* GOAL OF THE EXERCISE *
Copy out the lines that include the word "Pinhelense".

+ + + + + + +

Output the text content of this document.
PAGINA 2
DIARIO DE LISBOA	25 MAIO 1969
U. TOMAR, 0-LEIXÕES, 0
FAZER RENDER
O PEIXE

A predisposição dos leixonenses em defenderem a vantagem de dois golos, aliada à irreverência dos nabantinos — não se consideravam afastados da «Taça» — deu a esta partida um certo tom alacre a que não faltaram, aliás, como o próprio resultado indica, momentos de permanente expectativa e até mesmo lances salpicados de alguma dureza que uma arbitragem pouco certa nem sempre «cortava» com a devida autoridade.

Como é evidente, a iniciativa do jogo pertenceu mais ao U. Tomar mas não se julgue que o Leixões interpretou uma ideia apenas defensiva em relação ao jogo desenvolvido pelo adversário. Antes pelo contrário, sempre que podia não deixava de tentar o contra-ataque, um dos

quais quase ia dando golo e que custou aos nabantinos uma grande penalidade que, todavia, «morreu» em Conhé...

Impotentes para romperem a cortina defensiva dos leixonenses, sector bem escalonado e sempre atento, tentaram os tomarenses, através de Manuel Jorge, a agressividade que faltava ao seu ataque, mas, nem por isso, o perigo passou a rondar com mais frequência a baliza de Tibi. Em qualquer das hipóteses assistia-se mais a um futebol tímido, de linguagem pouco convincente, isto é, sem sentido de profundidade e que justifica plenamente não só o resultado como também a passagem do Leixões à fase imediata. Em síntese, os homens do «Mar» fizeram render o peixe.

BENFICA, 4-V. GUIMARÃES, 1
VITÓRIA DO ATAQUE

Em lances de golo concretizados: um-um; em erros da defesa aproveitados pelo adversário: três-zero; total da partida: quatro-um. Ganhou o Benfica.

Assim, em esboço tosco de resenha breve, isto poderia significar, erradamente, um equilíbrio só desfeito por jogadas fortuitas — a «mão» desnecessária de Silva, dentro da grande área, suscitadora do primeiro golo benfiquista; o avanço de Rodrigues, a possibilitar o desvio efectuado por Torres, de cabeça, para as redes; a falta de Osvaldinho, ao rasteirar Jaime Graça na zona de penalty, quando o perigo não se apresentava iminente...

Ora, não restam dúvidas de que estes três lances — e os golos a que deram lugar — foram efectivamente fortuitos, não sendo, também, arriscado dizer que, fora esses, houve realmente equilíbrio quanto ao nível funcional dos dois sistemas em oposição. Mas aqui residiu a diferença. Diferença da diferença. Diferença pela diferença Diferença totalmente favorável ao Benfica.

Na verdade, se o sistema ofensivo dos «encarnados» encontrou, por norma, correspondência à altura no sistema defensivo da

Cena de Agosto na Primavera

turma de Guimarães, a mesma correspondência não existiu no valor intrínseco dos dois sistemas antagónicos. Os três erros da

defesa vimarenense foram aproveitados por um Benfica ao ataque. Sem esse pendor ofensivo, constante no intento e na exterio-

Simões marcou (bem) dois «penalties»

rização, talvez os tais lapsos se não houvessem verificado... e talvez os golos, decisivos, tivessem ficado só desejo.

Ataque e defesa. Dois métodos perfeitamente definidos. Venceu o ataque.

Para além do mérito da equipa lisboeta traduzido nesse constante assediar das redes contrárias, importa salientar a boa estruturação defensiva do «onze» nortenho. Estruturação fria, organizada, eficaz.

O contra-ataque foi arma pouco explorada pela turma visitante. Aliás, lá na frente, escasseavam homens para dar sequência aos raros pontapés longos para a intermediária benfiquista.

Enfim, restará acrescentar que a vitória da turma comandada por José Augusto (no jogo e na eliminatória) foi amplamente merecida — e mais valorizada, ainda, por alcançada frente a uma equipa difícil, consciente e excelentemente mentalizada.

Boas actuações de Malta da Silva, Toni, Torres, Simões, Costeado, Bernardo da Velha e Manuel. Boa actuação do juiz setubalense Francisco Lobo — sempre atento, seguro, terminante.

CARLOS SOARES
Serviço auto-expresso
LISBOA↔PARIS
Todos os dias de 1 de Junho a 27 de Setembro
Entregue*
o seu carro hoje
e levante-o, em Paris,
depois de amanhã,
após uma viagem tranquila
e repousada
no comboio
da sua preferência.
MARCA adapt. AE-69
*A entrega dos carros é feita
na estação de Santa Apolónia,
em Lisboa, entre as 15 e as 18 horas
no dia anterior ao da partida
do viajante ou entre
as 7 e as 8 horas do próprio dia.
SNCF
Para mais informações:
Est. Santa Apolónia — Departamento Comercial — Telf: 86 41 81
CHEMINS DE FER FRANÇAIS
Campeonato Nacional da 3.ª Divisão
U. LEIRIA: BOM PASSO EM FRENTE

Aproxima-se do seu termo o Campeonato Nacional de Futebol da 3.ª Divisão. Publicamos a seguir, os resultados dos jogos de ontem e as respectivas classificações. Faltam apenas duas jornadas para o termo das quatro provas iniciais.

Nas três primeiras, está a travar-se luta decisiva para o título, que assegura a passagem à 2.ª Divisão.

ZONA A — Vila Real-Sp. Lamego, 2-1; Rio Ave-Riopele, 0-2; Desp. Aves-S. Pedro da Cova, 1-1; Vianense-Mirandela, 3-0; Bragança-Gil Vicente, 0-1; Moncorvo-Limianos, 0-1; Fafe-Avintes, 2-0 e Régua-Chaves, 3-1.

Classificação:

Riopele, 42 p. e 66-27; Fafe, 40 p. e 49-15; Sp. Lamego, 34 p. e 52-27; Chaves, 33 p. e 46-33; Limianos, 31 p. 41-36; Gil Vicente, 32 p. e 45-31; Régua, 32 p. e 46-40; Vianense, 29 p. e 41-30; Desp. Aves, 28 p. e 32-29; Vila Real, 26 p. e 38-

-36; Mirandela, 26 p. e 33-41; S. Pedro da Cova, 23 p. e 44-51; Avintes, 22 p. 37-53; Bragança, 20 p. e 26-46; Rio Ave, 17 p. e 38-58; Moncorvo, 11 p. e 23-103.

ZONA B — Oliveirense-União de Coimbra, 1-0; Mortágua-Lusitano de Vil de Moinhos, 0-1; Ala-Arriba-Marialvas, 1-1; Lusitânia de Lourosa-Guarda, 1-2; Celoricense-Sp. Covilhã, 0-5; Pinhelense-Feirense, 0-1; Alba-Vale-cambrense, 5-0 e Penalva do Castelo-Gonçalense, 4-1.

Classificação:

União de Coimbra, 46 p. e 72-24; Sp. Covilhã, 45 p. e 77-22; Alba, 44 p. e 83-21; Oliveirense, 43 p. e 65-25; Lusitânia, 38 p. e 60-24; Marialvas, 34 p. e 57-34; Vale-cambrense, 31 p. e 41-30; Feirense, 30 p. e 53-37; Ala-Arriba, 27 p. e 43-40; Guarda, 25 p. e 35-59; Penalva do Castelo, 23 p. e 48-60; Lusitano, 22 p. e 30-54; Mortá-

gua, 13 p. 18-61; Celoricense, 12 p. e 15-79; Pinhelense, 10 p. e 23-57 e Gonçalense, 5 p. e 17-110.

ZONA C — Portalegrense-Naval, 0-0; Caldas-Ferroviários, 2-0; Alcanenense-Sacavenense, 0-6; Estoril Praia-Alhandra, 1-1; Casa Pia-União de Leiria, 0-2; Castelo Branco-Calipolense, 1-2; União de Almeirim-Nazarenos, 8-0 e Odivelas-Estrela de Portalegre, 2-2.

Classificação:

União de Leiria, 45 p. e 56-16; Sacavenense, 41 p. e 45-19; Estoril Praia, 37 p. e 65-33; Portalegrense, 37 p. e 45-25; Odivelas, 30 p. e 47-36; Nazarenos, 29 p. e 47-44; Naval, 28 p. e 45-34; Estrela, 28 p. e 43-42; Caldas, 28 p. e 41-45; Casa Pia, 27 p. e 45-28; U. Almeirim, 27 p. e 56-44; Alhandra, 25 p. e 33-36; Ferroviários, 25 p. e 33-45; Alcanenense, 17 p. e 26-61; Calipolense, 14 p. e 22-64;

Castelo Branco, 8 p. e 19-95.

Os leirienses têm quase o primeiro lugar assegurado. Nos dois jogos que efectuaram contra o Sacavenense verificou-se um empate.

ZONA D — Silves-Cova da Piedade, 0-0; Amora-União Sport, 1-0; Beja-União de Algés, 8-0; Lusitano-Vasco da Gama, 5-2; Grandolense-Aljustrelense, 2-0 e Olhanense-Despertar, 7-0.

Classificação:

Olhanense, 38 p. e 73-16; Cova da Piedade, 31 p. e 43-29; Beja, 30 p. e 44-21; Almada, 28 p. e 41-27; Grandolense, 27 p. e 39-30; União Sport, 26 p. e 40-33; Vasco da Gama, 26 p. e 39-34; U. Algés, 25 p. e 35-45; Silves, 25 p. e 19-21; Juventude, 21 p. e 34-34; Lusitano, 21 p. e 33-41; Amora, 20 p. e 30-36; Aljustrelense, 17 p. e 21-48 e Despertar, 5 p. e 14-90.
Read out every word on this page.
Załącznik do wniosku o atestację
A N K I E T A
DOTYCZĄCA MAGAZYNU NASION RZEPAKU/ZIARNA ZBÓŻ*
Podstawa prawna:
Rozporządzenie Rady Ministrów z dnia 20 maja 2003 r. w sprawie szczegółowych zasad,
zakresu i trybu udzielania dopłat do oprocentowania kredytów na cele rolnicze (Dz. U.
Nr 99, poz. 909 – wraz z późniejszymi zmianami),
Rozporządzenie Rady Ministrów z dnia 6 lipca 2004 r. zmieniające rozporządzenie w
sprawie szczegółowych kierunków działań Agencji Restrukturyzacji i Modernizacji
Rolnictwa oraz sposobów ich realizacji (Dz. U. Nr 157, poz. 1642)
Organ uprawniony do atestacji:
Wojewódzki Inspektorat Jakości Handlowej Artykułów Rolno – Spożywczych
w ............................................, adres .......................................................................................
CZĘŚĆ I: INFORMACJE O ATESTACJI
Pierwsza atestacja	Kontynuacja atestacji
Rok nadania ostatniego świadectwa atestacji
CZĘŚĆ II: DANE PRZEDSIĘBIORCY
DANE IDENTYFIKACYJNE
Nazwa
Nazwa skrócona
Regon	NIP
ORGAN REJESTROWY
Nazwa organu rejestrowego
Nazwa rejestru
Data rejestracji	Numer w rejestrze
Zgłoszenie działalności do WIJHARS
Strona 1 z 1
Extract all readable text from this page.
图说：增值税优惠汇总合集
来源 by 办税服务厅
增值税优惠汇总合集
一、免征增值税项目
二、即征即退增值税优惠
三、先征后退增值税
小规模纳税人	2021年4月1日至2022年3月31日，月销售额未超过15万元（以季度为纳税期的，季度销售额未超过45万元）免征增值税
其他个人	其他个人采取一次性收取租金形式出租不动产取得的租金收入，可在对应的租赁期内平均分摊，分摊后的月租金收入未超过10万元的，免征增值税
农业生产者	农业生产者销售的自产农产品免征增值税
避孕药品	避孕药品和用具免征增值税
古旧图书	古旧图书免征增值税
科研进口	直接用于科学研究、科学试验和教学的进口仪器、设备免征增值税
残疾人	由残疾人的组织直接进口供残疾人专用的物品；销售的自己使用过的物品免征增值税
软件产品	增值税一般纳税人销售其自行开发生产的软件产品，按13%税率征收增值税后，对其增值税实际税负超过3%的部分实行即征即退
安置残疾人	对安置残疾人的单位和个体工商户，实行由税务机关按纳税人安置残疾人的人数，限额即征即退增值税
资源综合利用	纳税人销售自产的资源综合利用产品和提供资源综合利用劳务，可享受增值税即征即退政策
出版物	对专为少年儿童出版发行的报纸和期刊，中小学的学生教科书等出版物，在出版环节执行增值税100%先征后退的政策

+ + + + + + +

* EXERCISE ANSWER *
ZONA B — Oliveirense-União de Coimbra, 1-0; Mortágua-Lusitano de Vil de Moinhos, 0-1; Ala-Arriba-Marialvas, 1-1; Lusitânia de Lourosa-Guarda, 1-2; Celoricense-Sp. Covilhã, 0-5; Pinhelense-Feirense, 0-1; Alba-Vale-cambrense, 5-0 e Penalva do Castelo-Gonçalense, 4-1.
gua, 13 p. 18-61; Celoricense, 12 p. e 15-79; Pinhelense, 10 p. e 23-57 e Gonçalense, 5 p. e 17-110.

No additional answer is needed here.